Given exercise ▸ Retype each record below word for word. Leave the pictures out.
** Begin Records to use **
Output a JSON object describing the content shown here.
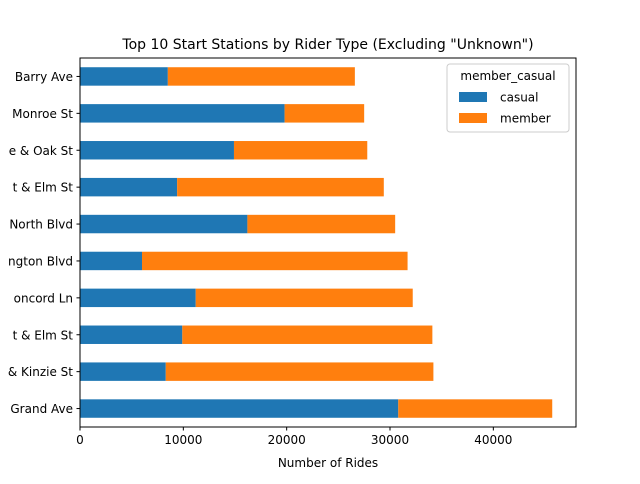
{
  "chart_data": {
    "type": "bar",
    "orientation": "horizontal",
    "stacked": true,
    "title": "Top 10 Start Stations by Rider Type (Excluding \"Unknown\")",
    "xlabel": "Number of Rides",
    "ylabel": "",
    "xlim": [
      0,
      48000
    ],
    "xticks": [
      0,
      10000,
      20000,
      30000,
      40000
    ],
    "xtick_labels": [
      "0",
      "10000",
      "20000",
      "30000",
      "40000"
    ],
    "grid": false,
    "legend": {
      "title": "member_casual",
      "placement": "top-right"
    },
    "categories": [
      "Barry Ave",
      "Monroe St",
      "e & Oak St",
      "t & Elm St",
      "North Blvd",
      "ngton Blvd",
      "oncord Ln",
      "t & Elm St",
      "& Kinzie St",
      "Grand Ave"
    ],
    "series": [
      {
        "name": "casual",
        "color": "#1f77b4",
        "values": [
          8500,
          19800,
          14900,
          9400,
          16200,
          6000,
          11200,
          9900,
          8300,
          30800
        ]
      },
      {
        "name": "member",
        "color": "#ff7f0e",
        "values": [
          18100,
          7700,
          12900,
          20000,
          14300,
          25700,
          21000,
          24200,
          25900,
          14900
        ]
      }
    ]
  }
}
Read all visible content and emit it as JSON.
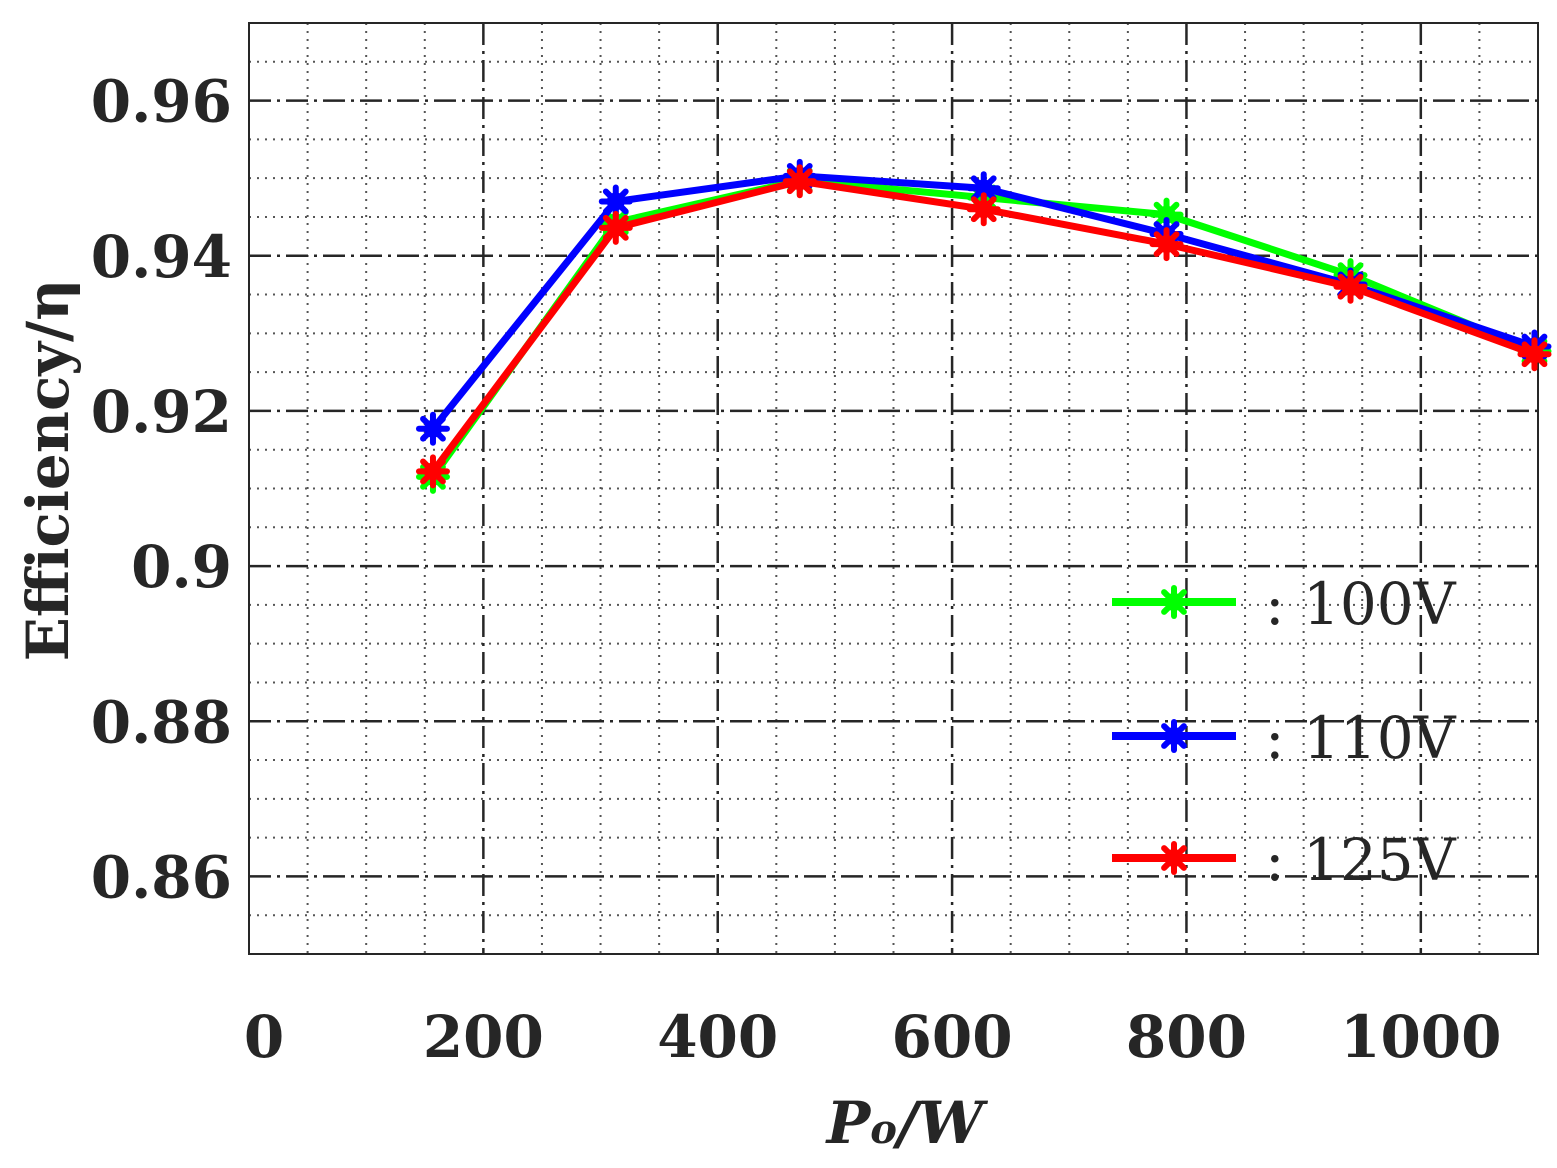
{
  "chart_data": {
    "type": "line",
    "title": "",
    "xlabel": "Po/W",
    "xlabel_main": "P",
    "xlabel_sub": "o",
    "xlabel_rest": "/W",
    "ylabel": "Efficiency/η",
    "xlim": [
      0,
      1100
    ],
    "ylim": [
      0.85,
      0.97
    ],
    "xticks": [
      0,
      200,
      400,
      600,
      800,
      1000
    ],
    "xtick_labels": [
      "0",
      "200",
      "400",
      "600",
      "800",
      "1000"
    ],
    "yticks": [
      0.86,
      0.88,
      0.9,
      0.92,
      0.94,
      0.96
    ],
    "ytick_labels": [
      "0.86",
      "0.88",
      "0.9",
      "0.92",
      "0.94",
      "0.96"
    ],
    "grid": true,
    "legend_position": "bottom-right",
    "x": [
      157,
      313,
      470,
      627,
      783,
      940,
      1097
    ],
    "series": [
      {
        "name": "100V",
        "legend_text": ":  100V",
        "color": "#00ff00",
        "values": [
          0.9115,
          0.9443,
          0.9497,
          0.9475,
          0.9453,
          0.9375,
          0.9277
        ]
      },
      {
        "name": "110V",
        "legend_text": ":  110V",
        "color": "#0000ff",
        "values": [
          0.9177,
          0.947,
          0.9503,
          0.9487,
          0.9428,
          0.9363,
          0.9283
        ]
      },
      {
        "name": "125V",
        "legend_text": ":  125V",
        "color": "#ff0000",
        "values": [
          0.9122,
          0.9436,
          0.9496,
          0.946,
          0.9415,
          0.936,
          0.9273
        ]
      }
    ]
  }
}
** End Records to use **
Solution ▸
Output a JSON object describing the content shown here.
{
  "chart_data": {
    "type": "bar",
    "orientation": "horizontal",
    "stacked": true,
    "title": "Top 10 Start Stations by Rider Type (Excluding \"Unknown\")",
    "xlabel": "Number of Rides",
    "ylabel": "",
    "xlim": [
      0,
      48000
    ],
    "xticks": [
      0,
      10000,
      20000,
      30000,
      40000
    ],
    "xtick_labels": [
      "0",
      "10000",
      "20000",
      "30000",
      "40000"
    ],
    "grid": false,
    "legend": {
      "title": "member_casual",
      "placement": "top-right"
    },
    "categories": [
      "Barry Ave",
      "Monroe St",
      "e & Oak St",
      "t & Elm St",
      "North Blvd",
      "ngton Blvd",
      "oncord Ln",
      "t & Elm St",
      "& Kinzie St",
      "Grand Ave"
    ],
    "series": [
      {
        "name": "casual",
        "color": "#1f77b4",
        "values": [
          8500,
          19800,
          14900,
          9400,
          16200,
          6000,
          11200,
          9900,
          8300,
          30800
        ]
      },
      {
        "name": "member",
        "color": "#ff7f0e",
        "values": [
          18100,
          7700,
          12900,
          20000,
          14300,
          25700,
          21000,
          24200,
          25900,
          14900
        ]
      }
    ]
  }
}
Read all visible content and emit it as JSON.
{
  "chart_data": {
    "type": "line",
    "title": "",
    "xlabel": "Po/W",
    "xlabel_main": "P",
    "xlabel_sub": "o",
    "xlabel_rest": "/W",
    "ylabel": "Efficiency/η",
    "xlim": [
      0,
      1100
    ],
    "ylim": [
      0.85,
      0.97
    ],
    "xticks": [
      0,
      200,
      400,
      600,
      800,
      1000
    ],
    "xtick_labels": [
      "0",
      "200",
      "400",
      "600",
      "800",
      "1000"
    ],
    "yticks": [
      0.86,
      0.88,
      0.9,
      0.92,
      0.94,
      0.96
    ],
    "ytick_labels": [
      "0.86",
      "0.88",
      "0.9",
      "0.92",
      "0.94",
      "0.96"
    ],
    "grid": true,
    "legend_position": "bottom-right",
    "x": [
      157,
      313,
      470,
      627,
      783,
      940,
      1097
    ],
    "series": [
      {
        "name": "100V",
        "legend_text": ":  100V",
        "color": "#00ff00",
        "values": [
          0.9115,
          0.9443,
          0.9497,
          0.9475,
          0.9453,
          0.9375,
          0.9277
        ]
      },
      {
        "name": "110V",
        "legend_text": ":  110V",
        "color": "#0000ff",
        "values": [
          0.9177,
          0.947,
          0.9503,
          0.9487,
          0.9428,
          0.9363,
          0.9283
        ]
      },
      {
        "name": "125V",
        "legend_text": ":  125V",
        "color": "#ff0000",
        "values": [
          0.9122,
          0.9436,
          0.9496,
          0.946,
          0.9415,
          0.936,
          0.9273
        ]
      }
    ]
  }
}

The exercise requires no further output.